ZU BEARBEITENDE AUFGABEN:
1: Welchen bürgerlichen Namen trägt Offset laut dem Artikel über das Migos-Album „Culture“?
2: Führen Sie den Artikel über das Migos-Album „Culture“ im gleichen Stil weiter, beginnend nach seinem letzten Satz.

ZITIERTER TEXT:
────────────────────

# taz.de -- Album „Culture“ von Migos: Skurr skurr, brra!
       
       > Mit ihrem neuen Album erheben die drei Rapper von Migos aus Atlanta
       > Anspruch auf den HipHop-Thron. Fest steht: Sie beherrschen ihren Trap.
       
 (IMG) Bild: Wissen die Tanten von den Skibobs? Migos mit Bitches
       
       Quavo, Takeoff und Offset sind eingeschnappt – daraus machen die drei
       Rapper aus Atlanta mit dem Crew-Namen Migos überhaupt keinen Hehl. „Es gibt
       Künstler, die weit berühmter sind als wir, aber sie haben die Anerkennung
       ausschließlich für unseren Flow bekommen“, erklärte Offset anlässlich der
       Veröffentlichung des neuen Migos-Albums, „Culture“, dem
       US-Internet-Musikmagazin Fader. „Wir haben sehr viel für HipHop getan.“
       
       Damit spielt der 25-jährige Kiari Cephus, wie Offset bürgerlich heißt, auf
       den charakteristischen Flow von Migos an. Flow, das bedeutet im Rap die Art
       und Weise, die Silben auf den Beats auszubreiten, sie darüber fließen zu
       lassen. Und bei Migos fließen meist je drei Silben zwischen zwei Takten.
       2013 trug es sich zu, dass Migos den Song [1][„Versace“] (Ver-sa-ce, Sie
       ahnen das Spielchen!) veröffentlicht haben. Aber erst nach einem [2][Remix
       zusammen mit dem kanadischen Rapstar Drake], der dabei ihren Flow
       adaptierte, ging der Song durch die Decke. Künstlerpech!

────────────────────

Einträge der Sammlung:
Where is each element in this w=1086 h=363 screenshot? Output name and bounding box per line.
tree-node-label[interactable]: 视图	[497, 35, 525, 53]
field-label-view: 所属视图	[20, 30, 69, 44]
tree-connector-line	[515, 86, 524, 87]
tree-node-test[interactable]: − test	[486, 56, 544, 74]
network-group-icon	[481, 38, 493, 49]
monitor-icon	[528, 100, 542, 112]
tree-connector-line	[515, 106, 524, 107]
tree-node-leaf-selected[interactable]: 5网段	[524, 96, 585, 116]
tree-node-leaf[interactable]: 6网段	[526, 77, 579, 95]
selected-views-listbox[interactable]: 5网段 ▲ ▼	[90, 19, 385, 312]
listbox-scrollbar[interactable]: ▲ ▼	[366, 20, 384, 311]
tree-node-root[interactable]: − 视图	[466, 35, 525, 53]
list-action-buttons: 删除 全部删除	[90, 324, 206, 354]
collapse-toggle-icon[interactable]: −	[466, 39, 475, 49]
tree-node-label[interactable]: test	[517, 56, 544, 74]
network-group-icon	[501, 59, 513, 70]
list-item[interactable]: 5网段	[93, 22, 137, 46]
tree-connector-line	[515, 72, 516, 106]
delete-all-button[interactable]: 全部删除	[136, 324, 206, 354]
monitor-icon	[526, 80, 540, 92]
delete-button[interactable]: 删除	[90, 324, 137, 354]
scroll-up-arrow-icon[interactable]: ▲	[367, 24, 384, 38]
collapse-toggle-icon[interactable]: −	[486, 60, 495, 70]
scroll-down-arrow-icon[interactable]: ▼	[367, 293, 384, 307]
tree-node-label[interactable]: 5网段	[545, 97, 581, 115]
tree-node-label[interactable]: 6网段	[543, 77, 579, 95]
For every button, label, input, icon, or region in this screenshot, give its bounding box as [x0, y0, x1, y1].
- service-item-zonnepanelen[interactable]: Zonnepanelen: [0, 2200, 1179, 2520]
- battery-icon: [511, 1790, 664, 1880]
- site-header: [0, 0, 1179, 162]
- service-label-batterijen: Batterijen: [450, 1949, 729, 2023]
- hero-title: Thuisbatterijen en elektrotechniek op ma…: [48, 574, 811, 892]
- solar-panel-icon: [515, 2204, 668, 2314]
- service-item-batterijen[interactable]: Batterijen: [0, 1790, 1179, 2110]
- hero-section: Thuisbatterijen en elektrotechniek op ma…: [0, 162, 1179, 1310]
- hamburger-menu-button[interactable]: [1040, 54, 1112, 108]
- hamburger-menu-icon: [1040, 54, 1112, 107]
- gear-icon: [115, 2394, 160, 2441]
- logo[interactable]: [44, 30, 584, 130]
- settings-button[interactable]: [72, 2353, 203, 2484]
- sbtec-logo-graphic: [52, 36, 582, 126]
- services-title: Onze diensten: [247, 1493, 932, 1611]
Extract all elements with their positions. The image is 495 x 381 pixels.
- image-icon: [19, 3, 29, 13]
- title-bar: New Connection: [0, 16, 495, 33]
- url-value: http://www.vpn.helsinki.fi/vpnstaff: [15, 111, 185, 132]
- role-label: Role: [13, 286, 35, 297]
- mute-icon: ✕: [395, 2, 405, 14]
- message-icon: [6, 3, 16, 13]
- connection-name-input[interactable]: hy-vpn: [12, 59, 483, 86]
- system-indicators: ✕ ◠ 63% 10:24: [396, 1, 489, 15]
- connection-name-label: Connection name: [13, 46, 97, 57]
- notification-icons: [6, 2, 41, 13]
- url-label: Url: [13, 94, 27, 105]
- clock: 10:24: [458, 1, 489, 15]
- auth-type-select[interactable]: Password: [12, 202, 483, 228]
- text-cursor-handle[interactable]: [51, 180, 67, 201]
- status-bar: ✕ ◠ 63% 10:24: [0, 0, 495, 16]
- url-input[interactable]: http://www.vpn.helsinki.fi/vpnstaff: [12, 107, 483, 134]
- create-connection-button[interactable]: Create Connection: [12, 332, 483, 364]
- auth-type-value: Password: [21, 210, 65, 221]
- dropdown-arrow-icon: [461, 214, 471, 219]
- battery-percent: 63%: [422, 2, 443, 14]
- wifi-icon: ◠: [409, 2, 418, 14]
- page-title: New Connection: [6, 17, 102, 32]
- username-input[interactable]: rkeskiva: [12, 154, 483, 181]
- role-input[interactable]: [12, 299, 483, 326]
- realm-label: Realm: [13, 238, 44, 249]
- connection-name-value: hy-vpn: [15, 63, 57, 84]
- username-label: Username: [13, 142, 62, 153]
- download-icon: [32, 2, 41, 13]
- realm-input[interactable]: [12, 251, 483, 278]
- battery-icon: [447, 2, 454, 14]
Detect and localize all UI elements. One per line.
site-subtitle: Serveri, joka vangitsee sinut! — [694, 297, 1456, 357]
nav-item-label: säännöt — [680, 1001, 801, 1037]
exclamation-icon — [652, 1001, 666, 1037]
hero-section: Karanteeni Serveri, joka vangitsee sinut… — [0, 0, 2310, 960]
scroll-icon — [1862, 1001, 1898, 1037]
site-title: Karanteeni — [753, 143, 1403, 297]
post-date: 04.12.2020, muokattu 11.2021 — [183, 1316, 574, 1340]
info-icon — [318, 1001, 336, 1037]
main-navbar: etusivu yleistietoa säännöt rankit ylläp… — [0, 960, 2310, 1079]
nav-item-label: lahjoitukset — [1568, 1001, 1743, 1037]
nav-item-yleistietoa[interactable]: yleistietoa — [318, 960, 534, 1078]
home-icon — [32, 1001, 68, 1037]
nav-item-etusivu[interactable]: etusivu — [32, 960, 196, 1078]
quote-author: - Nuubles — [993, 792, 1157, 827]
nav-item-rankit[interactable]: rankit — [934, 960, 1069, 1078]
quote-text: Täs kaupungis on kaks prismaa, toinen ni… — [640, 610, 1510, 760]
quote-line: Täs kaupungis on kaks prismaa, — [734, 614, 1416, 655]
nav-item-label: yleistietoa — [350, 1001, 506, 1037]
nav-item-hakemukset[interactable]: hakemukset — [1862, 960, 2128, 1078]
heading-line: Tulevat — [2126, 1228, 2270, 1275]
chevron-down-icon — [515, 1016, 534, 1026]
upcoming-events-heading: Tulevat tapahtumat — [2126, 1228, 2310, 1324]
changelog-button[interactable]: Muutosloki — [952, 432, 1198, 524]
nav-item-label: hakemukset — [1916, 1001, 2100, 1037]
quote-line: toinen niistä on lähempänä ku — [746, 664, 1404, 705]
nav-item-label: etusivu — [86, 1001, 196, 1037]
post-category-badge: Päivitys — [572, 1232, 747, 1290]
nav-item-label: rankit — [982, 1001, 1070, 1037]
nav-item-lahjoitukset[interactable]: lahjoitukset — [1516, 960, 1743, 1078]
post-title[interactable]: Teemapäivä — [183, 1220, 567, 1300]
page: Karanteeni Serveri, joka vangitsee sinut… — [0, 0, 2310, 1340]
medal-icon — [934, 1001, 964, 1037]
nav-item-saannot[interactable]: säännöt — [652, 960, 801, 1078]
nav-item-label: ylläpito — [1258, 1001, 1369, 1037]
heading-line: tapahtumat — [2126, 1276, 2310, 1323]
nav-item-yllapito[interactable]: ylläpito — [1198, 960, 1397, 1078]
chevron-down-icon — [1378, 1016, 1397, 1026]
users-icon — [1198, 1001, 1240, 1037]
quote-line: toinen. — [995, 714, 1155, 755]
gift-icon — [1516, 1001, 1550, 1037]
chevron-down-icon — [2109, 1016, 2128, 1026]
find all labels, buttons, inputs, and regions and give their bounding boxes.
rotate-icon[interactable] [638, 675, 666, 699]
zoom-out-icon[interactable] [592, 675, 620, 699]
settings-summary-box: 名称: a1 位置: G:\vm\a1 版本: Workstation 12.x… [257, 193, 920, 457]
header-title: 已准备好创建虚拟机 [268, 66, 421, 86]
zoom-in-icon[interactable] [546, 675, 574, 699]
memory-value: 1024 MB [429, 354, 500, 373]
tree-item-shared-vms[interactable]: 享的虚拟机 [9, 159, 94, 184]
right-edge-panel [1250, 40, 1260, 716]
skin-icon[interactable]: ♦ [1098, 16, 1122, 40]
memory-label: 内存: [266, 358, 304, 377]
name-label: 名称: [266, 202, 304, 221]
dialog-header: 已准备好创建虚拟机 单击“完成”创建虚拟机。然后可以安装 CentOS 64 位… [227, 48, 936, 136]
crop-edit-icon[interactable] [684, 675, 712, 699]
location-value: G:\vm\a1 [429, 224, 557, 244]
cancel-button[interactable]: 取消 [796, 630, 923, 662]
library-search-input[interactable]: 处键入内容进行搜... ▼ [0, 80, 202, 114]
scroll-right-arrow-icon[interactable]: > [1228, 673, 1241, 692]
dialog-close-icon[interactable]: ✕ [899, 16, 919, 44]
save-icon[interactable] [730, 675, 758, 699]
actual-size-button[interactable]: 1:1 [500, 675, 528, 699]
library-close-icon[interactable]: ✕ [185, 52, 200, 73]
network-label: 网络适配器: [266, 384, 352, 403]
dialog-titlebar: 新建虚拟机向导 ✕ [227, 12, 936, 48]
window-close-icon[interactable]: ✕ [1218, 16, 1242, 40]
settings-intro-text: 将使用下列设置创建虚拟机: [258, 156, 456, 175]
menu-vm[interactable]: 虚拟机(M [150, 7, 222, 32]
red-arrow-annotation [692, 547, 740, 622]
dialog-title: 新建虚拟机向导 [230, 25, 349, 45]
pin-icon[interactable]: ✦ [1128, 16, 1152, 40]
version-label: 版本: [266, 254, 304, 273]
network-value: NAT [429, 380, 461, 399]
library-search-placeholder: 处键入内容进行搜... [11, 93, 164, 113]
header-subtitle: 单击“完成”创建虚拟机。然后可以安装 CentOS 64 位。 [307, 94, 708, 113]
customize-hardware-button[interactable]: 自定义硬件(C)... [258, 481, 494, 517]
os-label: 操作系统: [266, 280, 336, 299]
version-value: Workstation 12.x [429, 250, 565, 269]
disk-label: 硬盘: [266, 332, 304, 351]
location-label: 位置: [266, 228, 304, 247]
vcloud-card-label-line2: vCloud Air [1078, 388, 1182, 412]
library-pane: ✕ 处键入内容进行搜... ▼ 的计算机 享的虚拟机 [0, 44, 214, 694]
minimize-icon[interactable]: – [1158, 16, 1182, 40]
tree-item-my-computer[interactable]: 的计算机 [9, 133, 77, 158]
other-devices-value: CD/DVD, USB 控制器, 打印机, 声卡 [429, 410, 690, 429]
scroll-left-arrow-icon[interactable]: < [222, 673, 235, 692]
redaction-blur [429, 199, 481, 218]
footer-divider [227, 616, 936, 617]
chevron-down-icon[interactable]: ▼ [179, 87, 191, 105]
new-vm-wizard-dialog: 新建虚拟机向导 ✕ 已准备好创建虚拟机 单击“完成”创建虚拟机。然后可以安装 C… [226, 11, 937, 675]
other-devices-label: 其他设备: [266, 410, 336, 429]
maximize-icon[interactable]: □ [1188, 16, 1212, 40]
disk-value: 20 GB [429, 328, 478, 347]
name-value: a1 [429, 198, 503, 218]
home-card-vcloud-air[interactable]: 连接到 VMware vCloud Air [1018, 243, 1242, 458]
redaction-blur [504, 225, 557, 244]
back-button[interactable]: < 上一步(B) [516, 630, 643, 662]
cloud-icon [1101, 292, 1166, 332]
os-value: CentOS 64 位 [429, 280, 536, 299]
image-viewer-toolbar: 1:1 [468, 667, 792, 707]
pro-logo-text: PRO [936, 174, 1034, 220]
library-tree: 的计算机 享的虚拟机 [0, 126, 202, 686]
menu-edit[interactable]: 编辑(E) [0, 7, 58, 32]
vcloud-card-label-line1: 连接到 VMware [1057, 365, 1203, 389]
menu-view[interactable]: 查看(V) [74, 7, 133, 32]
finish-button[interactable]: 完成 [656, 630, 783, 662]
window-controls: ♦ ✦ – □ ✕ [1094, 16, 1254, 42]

────────────────────

GELÖSTE AUFGABEN:
1: Kiari Cephus

2:
       Andere Konkurrenten folgten dem Beispiel von Drake, kopierten Migos’
       Rap-Stil, während sich die Rapper aus Atlanta übergangen fühlten. Angefügt
       sei hier nur, dass die Gruppe Three Six Mafia aus Memphis jenen
       Dreisilben-Stil bereits 1994 angewendet hatte – was soll’s: Migos haben
       Flow in den letzten Jahren definitiv wiederbelebt und weiterentwickelt.
       Nicht umsonst wird der Stil inzwischen Migos- oder Versace-Flow genannt.
       
       Nun also veröffentlichen die drei Künstler „Culture“. Mit diesem düsteren
       neuen Werk erhebt das reichlich angesäuerte Trio Anspruch auf den
       HipHop-Thron. Nach einer Kaskade von Mixtapes und dem Debütalbum [3][„Yung
       Rich Nation“] (2015) tönt es auf dem neuen Album leider erst mal
       reaktionär, was HörerInnen schon in den ersten paar Sekunden
       entgegengebrüllt wird. „Leugnet ihr, dass Migos Teil der Kultur sind?“,
       schreit Featuregast DJ Khaled.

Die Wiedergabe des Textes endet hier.